Excerpt -

Pearson's idea changed into one of a show about an ordinary person who suddenly and unexpectedly experiences internet fame. Que Minh Luu, another of Contents four executive producers, pitched to the ABC the idea of a television show that could not be watched on television; the ABC liked the idea but wanted more information. Together with the ABC's Content Innovation Lab, Luu's department made some prototype videos to demonstrate the concept. They engaged writer Ann Barnes, who developed a script template for the series. Barns said:

It was a lot of writing the world: comments, tweets, text messages. A lot of it was writing ancillary content, but that's what makes the story ... what's on Lucy's Facebook, what her mum writes. Stuff you wouldn't think of, like when someone sends a text message, what were the five text messages above it? I'd have to write all that.

The process of developing the concept of telling a story entirely through a smartphone and persuading backers to finance the project took two years. Screen Queensland and Screen Australia joined the ABC in funding the series after Ludo produced a sample video. Except for a few key moments, the smartphone interface elements of Content were not screen-captured but were animated by Canadian film-making collective Shy Kids. To reflect the characters' smartphone use, the animators needed to replicate the behaviour of a real smartphone. Greg Francis of Shy Kids said, "It was imperative to us that the show feels like an honest depiction of two 20-somethings on their phones".

Instructions -
• A. Summarize the excerpt on the making of Content in two sentences.
• B. Based on the excerpt, decide whether each statement agrees with it. For each, answer yes or no and quote the words that decide it.
(i) Screen Queensland and Screen Australia joined the funding before any sample video existed.
(ii) The ABC asked for more information after hearing the pitch.
(iii) All of the smartphone interface elements in Content were screen-captured.
• C. List every kind of writing named in the excerpt immediately after the words "It was a lot of writing the world:".
The items that come next are separate material, unrelated to the excerpt.

Exercise data -
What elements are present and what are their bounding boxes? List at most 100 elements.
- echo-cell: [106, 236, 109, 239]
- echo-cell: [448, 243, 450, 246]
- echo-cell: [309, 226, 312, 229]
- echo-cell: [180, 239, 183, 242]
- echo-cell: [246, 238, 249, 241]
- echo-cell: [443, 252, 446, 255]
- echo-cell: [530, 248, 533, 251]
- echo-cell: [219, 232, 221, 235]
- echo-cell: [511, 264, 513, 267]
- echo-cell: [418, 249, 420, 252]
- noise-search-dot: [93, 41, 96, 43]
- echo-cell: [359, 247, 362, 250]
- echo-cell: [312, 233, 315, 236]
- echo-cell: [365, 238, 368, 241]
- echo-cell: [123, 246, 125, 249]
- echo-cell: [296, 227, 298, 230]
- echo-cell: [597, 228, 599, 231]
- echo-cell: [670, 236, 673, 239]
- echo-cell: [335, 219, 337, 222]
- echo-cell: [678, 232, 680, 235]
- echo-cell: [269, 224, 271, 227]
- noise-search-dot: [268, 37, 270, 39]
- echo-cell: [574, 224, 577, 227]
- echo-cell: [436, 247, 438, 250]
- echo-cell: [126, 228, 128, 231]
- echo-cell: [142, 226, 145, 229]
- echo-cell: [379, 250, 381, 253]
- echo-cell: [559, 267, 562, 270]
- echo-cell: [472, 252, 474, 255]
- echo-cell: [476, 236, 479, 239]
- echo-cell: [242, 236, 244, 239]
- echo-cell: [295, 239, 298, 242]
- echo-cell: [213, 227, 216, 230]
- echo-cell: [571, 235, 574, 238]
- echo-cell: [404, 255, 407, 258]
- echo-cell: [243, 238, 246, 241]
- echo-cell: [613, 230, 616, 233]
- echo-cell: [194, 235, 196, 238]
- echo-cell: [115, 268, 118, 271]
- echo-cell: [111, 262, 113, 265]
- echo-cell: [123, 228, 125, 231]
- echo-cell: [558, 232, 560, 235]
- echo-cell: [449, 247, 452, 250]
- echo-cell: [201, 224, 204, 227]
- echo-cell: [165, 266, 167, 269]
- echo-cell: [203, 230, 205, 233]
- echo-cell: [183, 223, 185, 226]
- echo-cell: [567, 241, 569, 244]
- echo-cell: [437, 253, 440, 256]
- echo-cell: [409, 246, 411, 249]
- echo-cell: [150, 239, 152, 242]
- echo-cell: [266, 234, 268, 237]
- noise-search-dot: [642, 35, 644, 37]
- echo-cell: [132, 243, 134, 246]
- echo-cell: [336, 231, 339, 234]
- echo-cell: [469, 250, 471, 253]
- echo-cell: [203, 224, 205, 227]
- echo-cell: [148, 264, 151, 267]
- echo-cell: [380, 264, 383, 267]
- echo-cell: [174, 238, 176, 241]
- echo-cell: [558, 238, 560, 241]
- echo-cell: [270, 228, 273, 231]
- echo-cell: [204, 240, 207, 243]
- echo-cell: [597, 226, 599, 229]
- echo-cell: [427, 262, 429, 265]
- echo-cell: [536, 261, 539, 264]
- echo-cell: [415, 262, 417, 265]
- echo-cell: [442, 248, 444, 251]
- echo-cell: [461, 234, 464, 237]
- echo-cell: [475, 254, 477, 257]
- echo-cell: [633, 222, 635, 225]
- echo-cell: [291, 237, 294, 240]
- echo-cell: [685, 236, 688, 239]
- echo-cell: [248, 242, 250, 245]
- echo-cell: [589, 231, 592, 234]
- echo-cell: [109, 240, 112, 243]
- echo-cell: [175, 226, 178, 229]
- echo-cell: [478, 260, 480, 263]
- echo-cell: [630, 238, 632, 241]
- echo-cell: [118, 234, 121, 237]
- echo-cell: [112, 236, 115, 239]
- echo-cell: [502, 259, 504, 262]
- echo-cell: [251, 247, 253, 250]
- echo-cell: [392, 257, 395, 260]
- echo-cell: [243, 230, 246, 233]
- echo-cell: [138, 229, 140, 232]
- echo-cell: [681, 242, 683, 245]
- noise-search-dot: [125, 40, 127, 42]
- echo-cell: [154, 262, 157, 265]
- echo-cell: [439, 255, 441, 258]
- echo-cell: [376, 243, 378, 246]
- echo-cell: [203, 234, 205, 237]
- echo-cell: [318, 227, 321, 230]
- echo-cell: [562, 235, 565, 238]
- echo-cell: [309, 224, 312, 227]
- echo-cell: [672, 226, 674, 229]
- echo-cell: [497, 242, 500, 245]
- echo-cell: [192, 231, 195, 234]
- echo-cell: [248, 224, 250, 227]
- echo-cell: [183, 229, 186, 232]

Responses by task -
• A. Que Minh Luu pitched to the ABC a television show that could not be watched on television, and Luu's department worked with the ABC's Content Innovation Lab to make prototype videos demonstrating the concept. Developing the idea of telling a story entirely through a smartphone and persuading backers to finance it took two years, and most of the show's smartphone interface elements were animated by Shy Kids rather than screen-captured.

• B.
(i) No: "Screen Queensland and Screen Australia joined the ABC in funding the series after Ludo produced a sample video."
(ii) Yes: "the ABC liked the idea but wanted more information."
(iii) No: "Except for a few key moments, the smartphone interface elements of Content were not screen-captured but were animated by Canadian film-making collective Shy Kids."

• C. Comments, tweets, text messages